Can you write out all the lines word for word, with no pictures?

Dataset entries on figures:
=-=-=-=-=

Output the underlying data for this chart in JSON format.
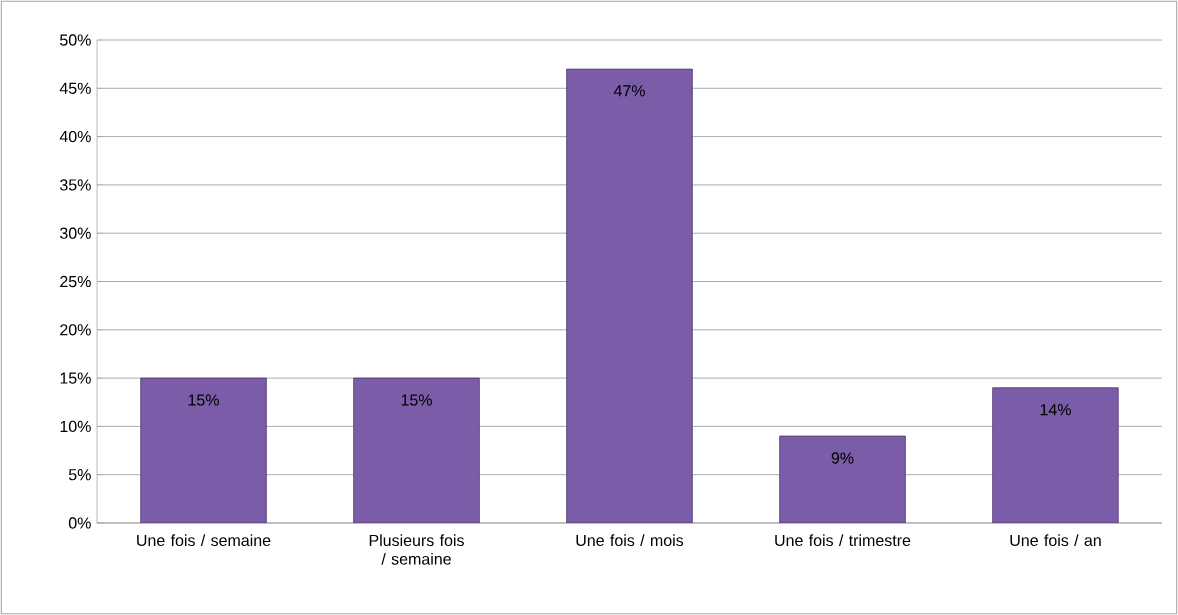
{
  "chart_data": {
    "type": "bar",
    "categories": [
      "Une fois / semaine",
      "Plusieurs fois / semaine",
      "Une fois / mois",
      "Une fois / trimestre",
      "Une fois / an"
    ],
    "values": [
      15,
      15,
      47,
      9,
      14
    ],
    "value_labels": [
      "15%",
      "15%",
      "47%",
      "9%",
      "14%"
    ],
    "color": "#7b5ca8",
    "ylim": [
      0,
      50
    ],
    "yticks": [
      {
        "value": 0,
        "label": "0%"
      },
      {
        "value": 5,
        "label": "5%"
      },
      {
        "value": 10,
        "label": "10%"
      },
      {
        "value": 15,
        "label": "15%"
      },
      {
        "value": 20,
        "label": "20%"
      },
      {
        "value": 25,
        "label": "25%"
      },
      {
        "value": 30,
        "label": "30%"
      },
      {
        "value": 35,
        "label": "35%"
      },
      {
        "value": 40,
        "label": "40%"
      },
      {
        "value": 45,
        "label": "45%"
      },
      {
        "value": 50,
        "label": "50%"
      }
    ],
    "grid": "y"
  }
}
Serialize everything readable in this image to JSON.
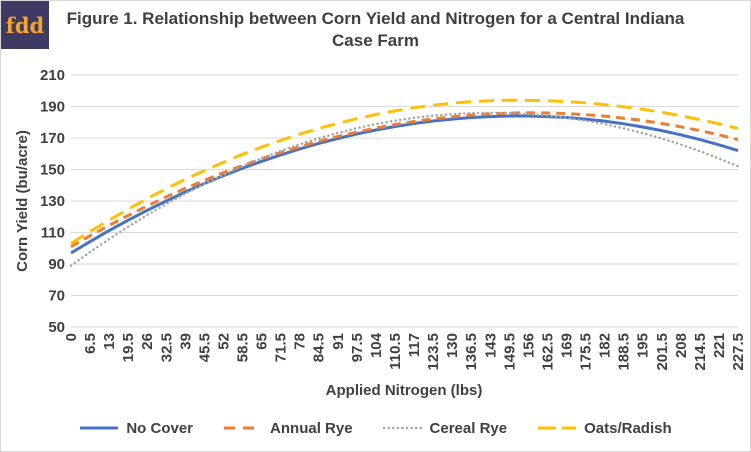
{
  "logo": {
    "text": "fdd",
    "bg_color": "#3d3a63",
    "text_color": "#f7a228"
  },
  "title": "Figure 1. Relationship between Corn Yield and Nitrogen for a Central Indiana Case Farm",
  "chart_data": {
    "type": "line",
    "title": "Figure 1. Relationship between Corn Yield and Nitrogen for a Central Indiana Case Farm",
    "xlabel": "Applied Nitrogen (lbs)",
    "ylabel": "Corn Yield  (bu/acre)",
    "ylim": [
      50,
      210
    ],
    "yticks": [
      210,
      190,
      170,
      150,
      130,
      110,
      90,
      70,
      50
    ],
    "grid": "horizontal",
    "gridline_color": "#d9d9d9",
    "legend_position": "bottom",
    "x": [
      0,
      6.5,
      13,
      19.5,
      26,
      32.5,
      39,
      45.5,
      52,
      58.5,
      65,
      71.5,
      78,
      84.5,
      91,
      97.5,
      104,
      110.5,
      117,
      123.5,
      130,
      136.5,
      143,
      149.5,
      156,
      162.5,
      169,
      175.5,
      182,
      188.5,
      195,
      201.5,
      208,
      214.5,
      221,
      227.5
    ],
    "series": [
      {
        "name": "No Cover",
        "color": "#4472C4",
        "style": "solid",
        "values": [
          97,
          104.2,
          111.2,
          117.8,
          124.1,
          130,
          135.7,
          141.1,
          146.1,
          150.8,
          155.2,
          159.3,
          163.1,
          166.6,
          169.7,
          172.6,
          175.1,
          177.3,
          179.2,
          180.8,
          182,
          183,
          183.6,
          184,
          184,
          183.6,
          183,
          182,
          180.7,
          179,
          177,
          174.7,
          172,
          169,
          165.7,
          162
        ]
      },
      {
        "name": "Annual Rye",
        "color": "#ED7D31",
        "style": "dashed",
        "values": [
          101,
          107.9,
          114.5,
          120.8,
          126.8,
          132.6,
          138,
          143.1,
          148,
          152.5,
          156.8,
          160.8,
          164.5,
          167.9,
          171,
          173.8,
          176.3,
          178.5,
          180.5,
          182.1,
          183.5,
          184.6,
          185.3,
          185.8,
          186,
          185.9,
          185.5,
          184.8,
          183.9,
          182.6,
          181.1,
          179.2,
          177.1,
          174.7,
          172,
          169
        ]
      },
      {
        "name": "Cereal Rye",
        "color": "#A5A5A5",
        "style": "dotted",
        "values": [
          89,
          97.6,
          105.8,
          113.6,
          121.1,
          128.1,
          134.7,
          140.9,
          146.7,
          152.1,
          157.1,
          161.8,
          166,
          169.8,
          173.2,
          176.2,
          178.8,
          181,
          182.8,
          184.2,
          185.2,
          185.8,
          186,
          185.8,
          185.2,
          184.2,
          182.8,
          181,
          178.8,
          176.1,
          173.1,
          169.7,
          165.9,
          161.7,
          157,
          152
        ]
      },
      {
        "name": "Oats/Radish",
        "color": "#FFC000",
        "style": "long-dash",
        "values": [
          103,
          110.6,
          117.9,
          124.8,
          131.5,
          137.8,
          143.7,
          149.3,
          154.6,
          159.6,
          164.2,
          168.5,
          172.4,
          176.1,
          179.3,
          182.3,
          184.9,
          187.2,
          189.2,
          190.8,
          192.1,
          193.1,
          193.7,
          194,
          193.9,
          193.7,
          193.1,
          192.3,
          191.2,
          189.8,
          188.2,
          186.3,
          184.1,
          181.7,
          179,
          176
        ]
      }
    ]
  }
}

=-=-=-=-=

- _The result_:
Output the underlying data for this chart in JSON format.
{
  "chart_data": {
    "type": "bar",
    "categories": [
      "Une fois / semaine",
      "Plusieurs fois / semaine",
      "Une fois / mois",
      "Une fois / trimestre",
      "Une fois / an"
    ],
    "values": [
      15,
      15,
      47,
      9,
      14
    ],
    "value_labels": [
      "15%",
      "15%",
      "47%",
      "9%",
      "14%"
    ],
    "color": "#7b5ca8",
    "ylim": [
      0,
      50
    ],
    "yticks": [
      {
        "value": 0,
        "label": "0%"
      },
      {
        "value": 5,
        "label": "5%"
      },
      {
        "value": 10,
        "label": "10%"
      },
      {
        "value": 15,
        "label": "15%"
      },
      {
        "value": 20,
        "label": "20%"
      },
      {
        "value": 25,
        "label": "25%"
      },
      {
        "value": 30,
        "label": "30%"
      },
      {
        "value": 35,
        "label": "35%"
      },
      {
        "value": 40,
        "label": "40%"
      },
      {
        "value": 45,
        "label": "45%"
      },
      {
        "value": 50,
        "label": "50%"
      }
    ],
    "grid": "y"
  }
}
Serialize everything readable in this image to JSON.
{
  "logo": {
    "text": "fdd",
    "bg_color": "#3d3a63",
    "text_color": "#f7a228"
  },
  "title": "Figure 1. Relationship between Corn Yield and Nitrogen for a Central Indiana Case Farm",
  "chart_data": {
    "type": "line",
    "title": "Figure 1. Relationship between Corn Yield and Nitrogen for a Central Indiana Case Farm",
    "xlabel": "Applied Nitrogen (lbs)",
    "ylabel": "Corn Yield  (bu/acre)",
    "ylim": [
      50,
      210
    ],
    "yticks": [
      210,
      190,
      170,
      150,
      130,
      110,
      90,
      70,
      50
    ],
    "grid": "horizontal",
    "gridline_color": "#d9d9d9",
    "legend_position": "bottom",
    "x": [
      0,
      6.5,
      13,
      19.5,
      26,
      32.5,
      39,
      45.5,
      52,
      58.5,
      65,
      71.5,
      78,
      84.5,
      91,
      97.5,
      104,
      110.5,
      117,
      123.5,
      130,
      136.5,
      143,
      149.5,
      156,
      162.5,
      169,
      175.5,
      182,
      188.5,
      195,
      201.5,
      208,
      214.5,
      221,
      227.5
    ],
    "series": [
      {
        "name": "No Cover",
        "color": "#4472C4",
        "style": "solid",
        "values": [
          97,
          104.2,
          111.2,
          117.8,
          124.1,
          130,
          135.7,
          141.1,
          146.1,
          150.8,
          155.2,
          159.3,
          163.1,
          166.6,
          169.7,
          172.6,
          175.1,
          177.3,
          179.2,
          180.8,
          182,
          183,
          183.6,
          184,
          184,
          183.6,
          183,
          182,
          180.7,
          179,
          177,
          174.7,
          172,
          169,
          165.7,
          162
        ]
      },
      {
        "name": "Annual Rye",
        "color": "#ED7D31",
        "style": "dashed",
        "values": [
          101,
          107.9,
          114.5,
          120.8,
          126.8,
          132.6,
          138,
          143.1,
          148,
          152.5,
          156.8,
          160.8,
          164.5,
          167.9,
          171,
          173.8,
          176.3,
          178.5,
          180.5,
          182.1,
          183.5,
          184.6,
          185.3,
          185.8,
          186,
          185.9,
          185.5,
          184.8,
          183.9,
          182.6,
          181.1,
          179.2,
          177.1,
          174.7,
          172,
          169
        ]
      },
      {
        "name": "Cereal Rye",
        "color": "#A5A5A5",
        "style": "dotted",
        "values": [
          89,
          97.6,
          105.8,
          113.6,
          121.1,
          128.1,
          134.7,
          140.9,
          146.7,
          152.1,
          157.1,
          161.8,
          166,
          169.8,
          173.2,
          176.2,
          178.8,
          181,
          182.8,
          184.2,
          185.2,
          185.8,
          186,
          185.8,
          185.2,
          184.2,
          182.8,
          181,
          178.8,
          176.1,
          173.1,
          169.7,
          165.9,
          161.7,
          157,
          152
        ]
      },
      {
        "name": "Oats/Radish",
        "color": "#FFC000",
        "style": "long-dash",
        "values": [
          103,
          110.6,
          117.9,
          124.8,
          131.5,
          137.8,
          143.7,
          149.3,
          154.6,
          159.6,
          164.2,
          168.5,
          172.4,
          176.1,
          179.3,
          182.3,
          184.9,
          187.2,
          189.2,
          190.8,
          192.1,
          193.1,
          193.7,
          194,
          193.9,
          193.7,
          193.1,
          192.3,
          191.2,
          189.8,
          188.2,
          186.3,
          184.1,
          181.7,
          179,
          176
        ]
      }
    ]
  }
}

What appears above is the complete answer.